— Start Material supplied —

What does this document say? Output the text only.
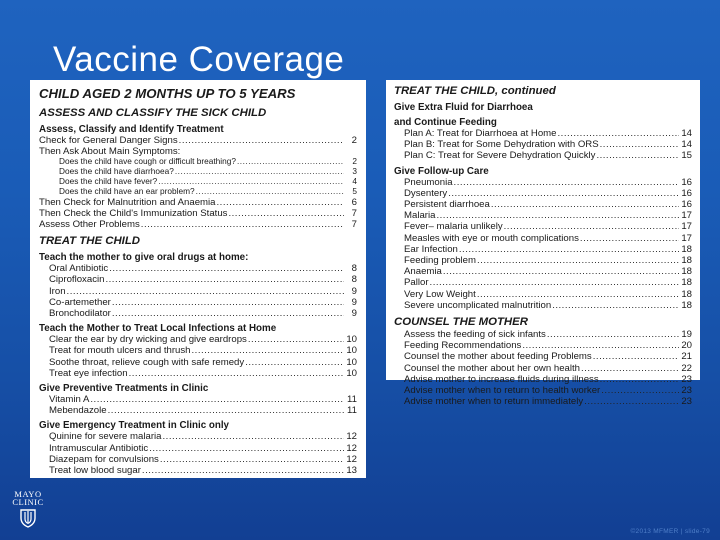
Vaccine Coverage
CHILD AGED 2 MONTHS UP TO 5 YEARS
ASSESS AND CLASSIFY THE SICK CHILD
Assess, Classify and Identify Treatment
Check for General Danger Signs .....	2
Then Ask About Main Symptoms:
Does the child have cough or difficult breathing? .....	2
Does the child have diarrhoea? .....	3
Does the child have fever? .....	4
Does the child have an ear problem? .....	5
Then Check for Malnutrition and Anaemia .....	6
Then Check the Child's Immunization Status .....	7
Assess Other Problems .....	7
TREAT THE CHILD
Teach the mother to give oral drugs at home:
Oral Antibiotic .....	8
Ciprofloxacin .....	8
Iron .....	9
Co-artemether .....	9
Bronchodilator .....	9
Teach the Mother to Treat Local Infections at Home
Clear the ear by dry wicking and give eardrops .....	10
Treat for mouth ulcers and thrush .....	10
Soothe throat, relieve cough with safe remedy .....	10
Treat eye infection .....	10
Give Preventive Treatments in Clinic
Vitamin A .....	11
Mebendazole .....	11
Give Emergency Treatment in Clinic only
Quinine for severe malaria .....	12
Intramuscular Antibiotic .....	12
Diazepam for convulsions .....	12
Treat low blood sugar .....	13
TREAT THE CHILD, continued
Give Extra Fluid for Diarrhoea
and Continue Feeding
Plan A: Treat for Diarrhoea at Home .....	14
Plan B: Treat for Some Dehydration with ORS .....	14
Plan C: Treat for Severe Dehydration Quickly .....	15
Give Follow-up Care
Pneumonia .....	16
Dysentery .....	16
Persistent diarrhoea .....	16
Malaria .....	17
Fever– malaria unlikely .....	17
Measles with eye or mouth complications .....	17
Ear Infection .....	18
Feeding problem .....	18
Anaemia .....	18
Pallor .....	18
Very Low Weight .....	18
Severe uncomplicated malnutrition .....	18
COUNSEL THE MOTHER
Assess the feeding of sick infants .....	19
Feeding Recommendations .....	20
Counsel the mother about feeding Problems .....	21
Counsel the mother about her own health .....	22
Advise mother to increase fluids during illness .....	23
Advise mother when to return to health worker .....	23
Advise mother when to return immediately .....	23
MAYO
CLINIC
©2013 MFMER | slide-79
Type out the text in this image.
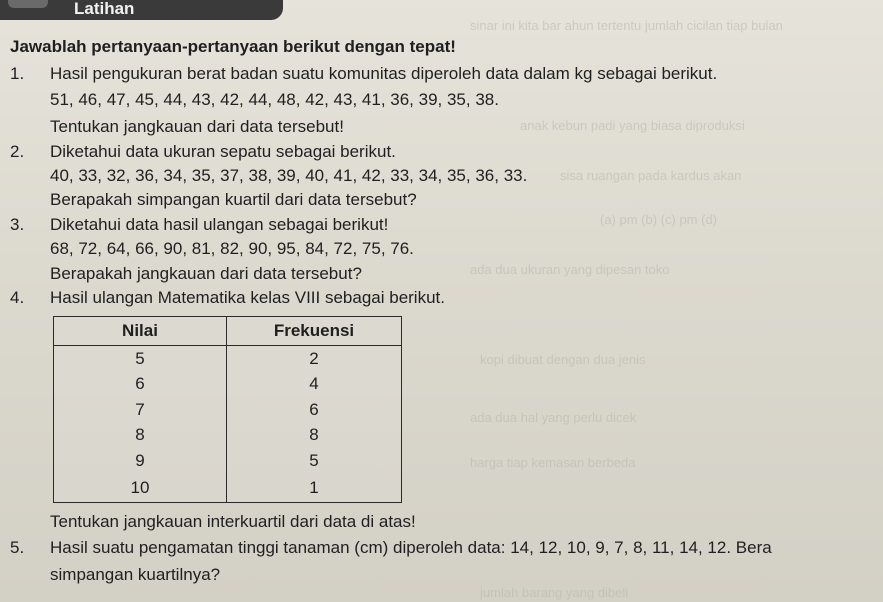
sinar ini kita bar ahun tertentu jumlah cicilan tiap bulan
anak kebun padi yang biasa diproduksi
sisa ruangan pada kardus akan
(a) pm (b) (c) pm (d)
ada dua ukuran yang dipesan toko
kopi dibuat dengan dua jenis
ada dua hal yang perlu dicek
harga tiap kemasan berbeda
jumlah barang yang dibeli
Latihan
Jawablah pertanyaan-pertanyaan berikut dengan tepat!
1. Hasil pengukuran berat badan suatu komunitas diperoleh data dalam kg sebagai berikut.
51, 46, 47, 45, 44, 43, 42, 44, 48, 42, 43, 41, 36, 39, 35, 38.
Tentukan jangkauan dari data tersebut!
2. Diketahui data ukuran sepatu sebagai berikut.
40, 33, 32, 36, 34, 35, 37, 38, 39, 40, 41, 42, 33, 34, 35, 36, 33.
Berapakah simpangan kuartil dari data tersebut?
3. Diketahui data hasil ulangan sebagai berikut!
68, 72, 64, 66, 90, 81, 82, 90, 95, 84, 72, 75, 76.
Berapakah jangkauan dari data tersebut?
4. Hasil ulangan Matematika kelas VIII sebagai berikut.
Nilai	Frekuensi
5	2
6	4
7	6
8	8
9	5
10	1
Tentukan jangkauan interkuartil dari data di atas!
5. Hasil suatu pengamatan tinggi tanaman (cm) diperoleh data: 14, 12, 10, 9, 7, 8, 11, 14, 12. Bera
simpangan kuartilnya?
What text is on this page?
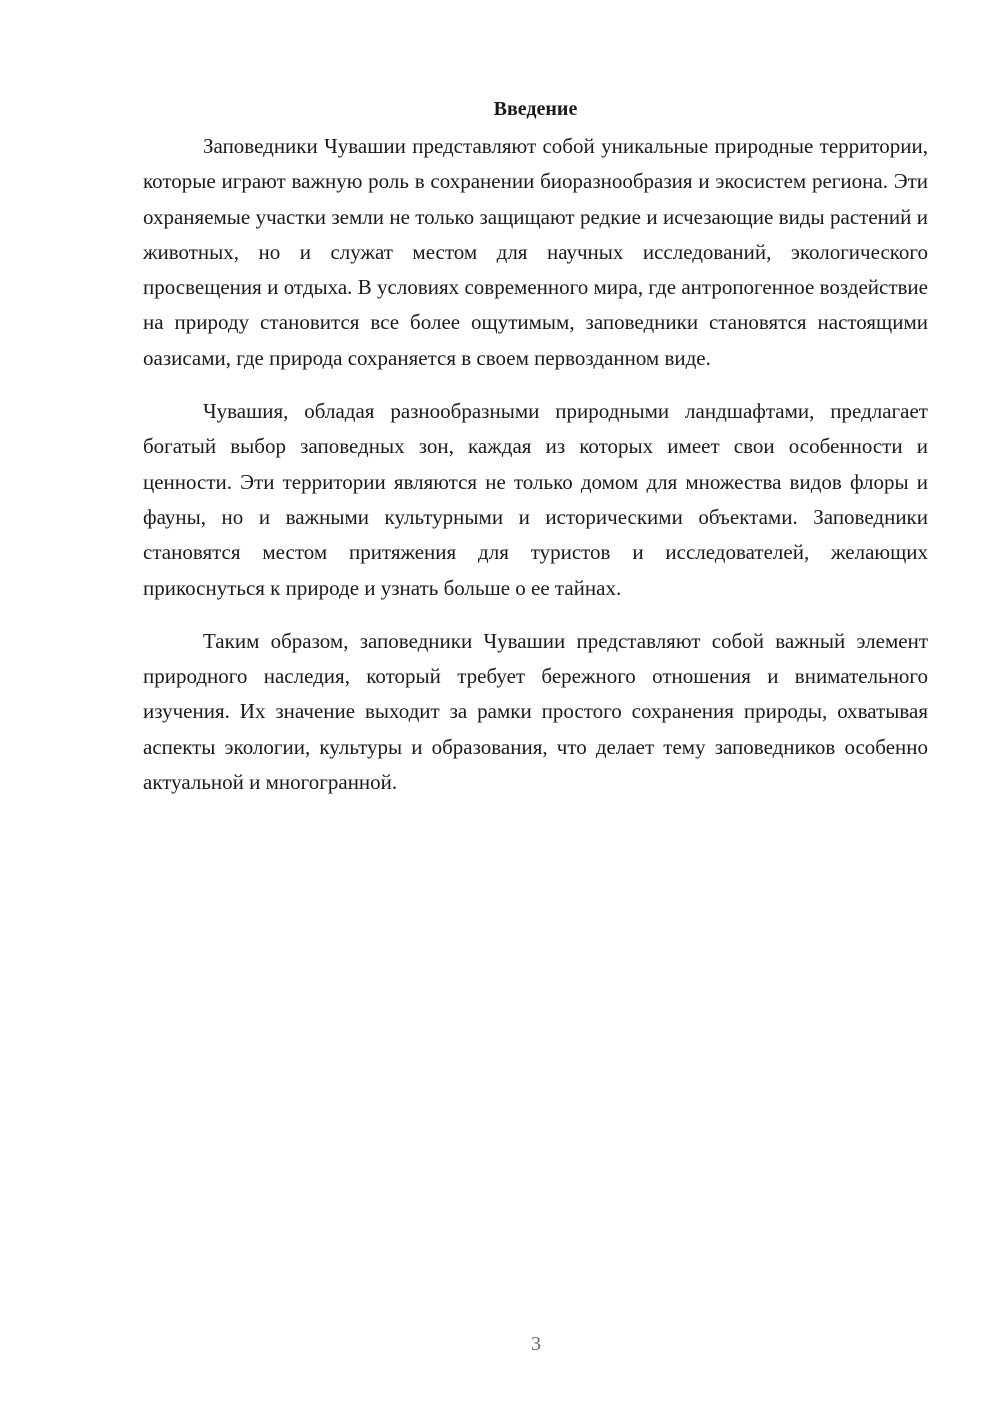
Введение

Заповедники Чувашии представляют собой уникальные природные территории, которые играют важную роль в сохранении биоразнообразия и экосистем региона. Эти охраняемые участки земли не только защищают редкие и исчезающие виды растений и животных, но и служат местом для научных исследований, экологического просвещения и отдыха. В условиях современного мира, где антропогенное воздействие на природу становится все более ощутимым, заповедники становятся настоящими оазисами, где природа сохраняется в своем первозданном виде.

Чувашия, обладая разнообразными природными ландшафтами, предлагает богатый выбор заповедных зон, каждая из которых имеет свои особенности и ценности. Эти территории являются не только домом для множества видов флоры и фауны, но и важными культурными и историческими объектами. Заповедники становятся местом притяжения для туристов и исследователей, желающих прикоснуться к природе и узнать больше о ее тайнах.

Таким образом, заповедники Чувашии представляют собой важный элемент природного наследия, который требует бережного отношения и внимательного изучения. Их значение выходит за рамки простого сохранения природы, охватывая аспекты экологии, культуры и образования, что делает тему заповедников особенно актуальной и многогранной.

3
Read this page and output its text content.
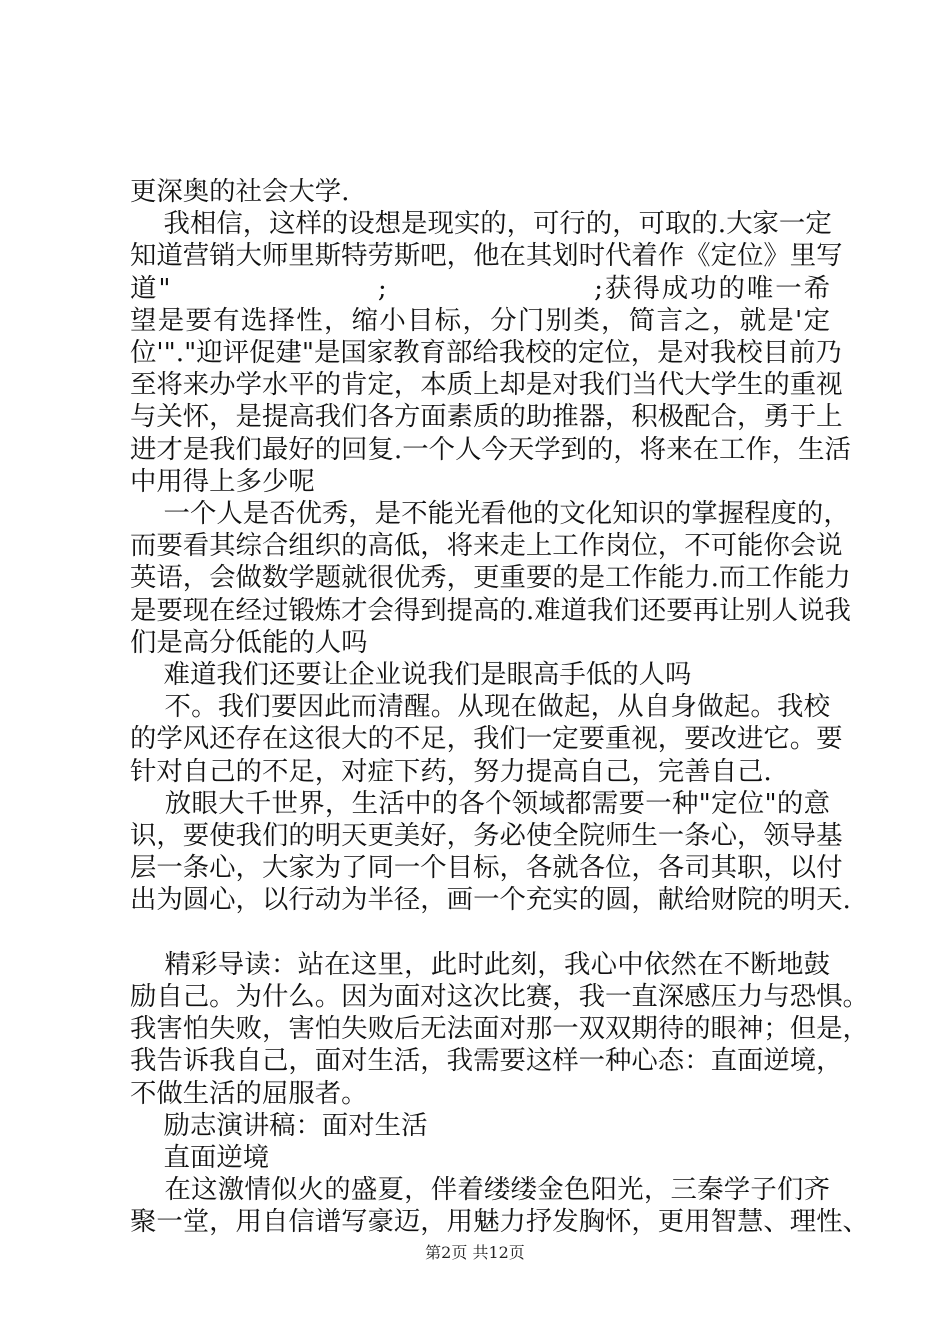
更深奥的社会大学.
我相信，这样的设想是现实的，可行的，可取的.大家一定
知道营销大师里斯特劳斯吧，他在其划时代着作《定位》里写
道"                    ;                    ;获得成功的唯一希
望是要有选择性，缩小目标，分门别类，简言之，就是'定
位'"."迎评促建"是国家教育部给我校的定位，是对我校目前乃
至将来办学水平的肯定，本质上却是对我们当代大学生的重视
与关怀，是提高我们各方面素质的助推器，积极配合，勇于上
进才是我们最好的回复.一个人今天学到的，将来在工作，生活
中用得上多少呢
一个人是否优秀，是不能光看他的文化知识的掌握程度的，
而要看其综合组织的高低，将来走上工作岗位，不可能你会说
英语，会做数学题就很优秀，更重要的是工作能力.而工作能力
是要现在经过锻炼才会得到提高的.难道我们还要再让别人说我
们是高分低能的人吗
难道我们还要让企业说我们是眼高手低的人吗
不。我们要因此而清醒。从现在做起，从自身做起。我校
的学风还存在这很大的不足，我们一定要重视，要改进它。要
针对自己的不足，对症下药，努力提高自己，完善自己.
放眼大千世界，生活中的各个领域都需要一种"定位"的意
识，要使我们的明天更美好，务必使全院师生一条心，领导基
层一条心，大家为了同一个目标，各就各位，各司其职，以付
出为圆心，以行动为半径，画一个充实的圆，献给财院的明天.
精彩导读：站在这里，此时此刻，我心中依然在不断地鼓
励自己。为什么。因为面对这次比赛，我一直深感压力与恐惧。
我害怕失败，害怕失败后无法面对那一双双期待的眼神；但是，
我告诉我自己，面对生活，我需要这样一种心态：直面逆境，
不做生活的屈服者。
励志演讲稿：面对生活
直面逆境
在这激情似火的盛夏，伴着缕缕金色阳光，三秦学子们齐
聚一堂，用自信谱写豪迈，用魅力抒发胸怀，更用智慧、理性、
第2页 共12页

— End Material supplied —

» **Aim of the exercise**
Output the data exactly. Pictures don't belong in the result.

» **Answer to the task**
What does this document say? Output the text only.
Vaccine Coverage
CHILD AGED 2 MONTHS UP TO 5 YEARS
ASSESS AND CLASSIFY THE SICK CHILD
Assess, Classify and Identify Treatment
Check for General Danger Signs .....	2
Then Ask About Main Symptoms:
Does the child have cough or difficult breathing? .....	2
Does the child have diarrhoea? .....	3
Does the child have fever? .....	4
Does the child have an ear problem? .....	5
Then Check for Malnutrition and Anaemia .....	6
Then Check the Child's Immunization Status .....	7
Assess Other Problems .....	7
TREAT THE CHILD
Teach the mother to give oral drugs at home:
Oral Antibiotic .....	8
Ciprofloxacin .....	8
Iron .....	9
Co-artemether .....	9
Bronchodilator .....	9
Teach the Mother to Treat Local Infections at Home
Clear the ear by dry wicking and give eardrops .....	10
Treat for mouth ulcers and thrush .....	10
Soothe throat, relieve cough with safe remedy .....	10
Treat eye infection .....	10
Give Preventive Treatments in Clinic
Vitamin A .....	11
Mebendazole .....	11
Give Emergency Treatment in Clinic only
Quinine for severe malaria .....	12
Intramuscular Antibiotic .....	12
Diazepam for convulsions .....	12
Treat low blood sugar .....	13
TREAT THE CHILD, continued
Give Extra Fluid for Diarrhoea
and Continue Feeding
Plan A: Treat for Diarrhoea at Home .....	14
Plan B: Treat for Some Dehydration with ORS .....	14
Plan C: Treat for Severe Dehydration Quickly .....	15
Give Follow-up Care
Pneumonia .....	16
Dysentery .....	16
Persistent diarrhoea .....	16
Malaria .....	17
Fever– malaria unlikely .....	17
Measles with eye or mouth complications .....	17
Ear Infection .....	18
Feeding problem .....	18
Anaemia .....	18
Pallor .....	18
Very Low Weight .....	18
Severe uncomplicated malnutrition .....	18
COUNSEL THE MOTHER
Assess the feeding of sick infants .....	19
Feeding Recommendations .....	20
Counsel the mother about feeding Problems .....	21
Counsel the mother about her own health .....	22
Advise mother to increase fluids during illness .....	23
Advise mother when to return to health worker .....	23
Advise mother when to return immediately .....	23
MAYO
CLINIC
©2013 MFMER | slide-79
Type out the text in this image.
sinar ini kita bar ahun tertentu jumlah cicilan tiap bulan
anak kebun padi yang biasa diproduksi
sisa ruangan pada kardus akan
(a) pm (b) (c) pm (d)
ada dua ukuran yang dipesan toko
kopi dibuat dengan dua jenis
ada dua hal yang perlu dicek
harga tiap kemasan berbeda
jumlah barang yang dibeli
Latihan
Jawablah pertanyaan-pertanyaan berikut dengan tepat!
1. Hasil pengukuran berat badan suatu komunitas diperoleh data dalam kg sebagai berikut.
51, 46, 47, 45, 44, 43, 42, 44, 48, 42, 43, 41, 36, 39, 35, 38.
Tentukan jangkauan dari data tersebut!
2. Diketahui data ukuran sepatu sebagai berikut.
40, 33, 32, 36, 34, 35, 37, 38, 39, 40, 41, 42, 33, 34, 35, 36, 33.
Berapakah simpangan kuartil dari data tersebut?
3. Diketahui data hasil ulangan sebagai berikut!
68, 72, 64, 66, 90, 81, 82, 90, 95, 84, 72, 75, 76.
Berapakah jangkauan dari data tersebut?
4. Hasil ulangan Matematika kelas VIII sebagai berikut.
Nilai	Frekuensi
5	2
6	4
7	6
8	8
9	5
10	1
Tentukan jangkauan interkuartil dari data di atas!
5. Hasil suatu pengamatan tinggi tanaman (cm) diperoleh data: 14, 12, 10, 9, 7, 8, 11, 14, 12. Bera
simpangan kuartilnya?
What text is on this page?
Введение

Заповедники Чувашии представляют собой уникальные природные территории, которые играют важную роль в сохранении биоразнообразия и экосистем региона. Эти охраняемые участки земли не только защищают редкие и исчезающие виды растений и животных, но и служат местом для научных исследований, экологического просвещения и отдыха. В условиях современного мира, где антропогенное воздействие на природу становится все более ощутимым, заповедники становятся настоящими оазисами, где природа сохраняется в своем первозданном виде.

Чувашия, обладая разнообразными природными ландшафтами, предлагает богатый выбор заповедных зон, каждая из которых имеет свои особенности и ценности. Эти территории являются не только домом для множества видов флоры и фауны, но и важными культурными и историческими объектами. Заповедники становятся местом притяжения для туристов и исследователей, желающих прикоснуться к природе и узнать больше о ее тайнах.

Таким образом, заповедники Чувашии представляют собой важный элемент природного наследия, который требует бережного отношения и внимательного изучения. Их значение выходит за рамки простого сохранения природы, охватывая аспекты экологии, культуры и образования, что делает тему заповедников особенно актуальной и многогранной.

3
Read this page and output its text content.
更深奥的社会大学.
我相信，这样的设想是现实的，可行的，可取的.大家一定
知道营销大师里斯特劳斯吧，他在其划时代着作《定位》里写
道"                    ;                    ;获得成功的唯一希
望是要有选择性，缩小目标，分门别类，简言之，就是'定
位'"."迎评促建"是国家教育部给我校的定位，是对我校目前乃
至将来办学水平的肯定，本质上却是对我们当代大学生的重视
与关怀，是提高我们各方面素质的助推器，积极配合，勇于上
进才是我们最好的回复.一个人今天学到的，将来在工作，生活
中用得上多少呢
一个人是否优秀，是不能光看他的文化知识的掌握程度的，
而要看其综合组织的高低，将来走上工作岗位，不可能你会说
英语，会做数学题就很优秀，更重要的是工作能力.而工作能力
是要现在经过锻炼才会得到提高的.难道我们还要再让别人说我
们是高分低能的人吗
难道我们还要让企业说我们是眼高手低的人吗
不。我们要因此而清醒。从现在做起，从自身做起。我校
的学风还存在这很大的不足，我们一定要重视，要改进它。要
针对自己的不足，对症下药，努力提高自己，完善自己.
放眼大千世界，生活中的各个领域都需要一种"定位"的意
识，要使我们的明天更美好，务必使全院师生一条心，领导基
层一条心，大家为了同一个目标，各就各位，各司其职，以付
出为圆心，以行动为半径，画一个充实的圆，献给财院的明天.
精彩导读：站在这里，此时此刻，我心中依然在不断地鼓
励自己。为什么。因为面对这次比赛，我一直深感压力与恐惧。
我害怕失败，害怕失败后无法面对那一双双期待的眼神；但是，
我告诉我自己，面对生活，我需要这样一种心态：直面逆境，
不做生活的屈服者。
励志演讲稿：面对生活
直面逆境
在这激情似火的盛夏，伴着缕缕金色阳光，三秦学子们齐
聚一堂，用自信谱写豪迈，用魅力抒发胸怀，更用智慧、理性、
第2页 共12页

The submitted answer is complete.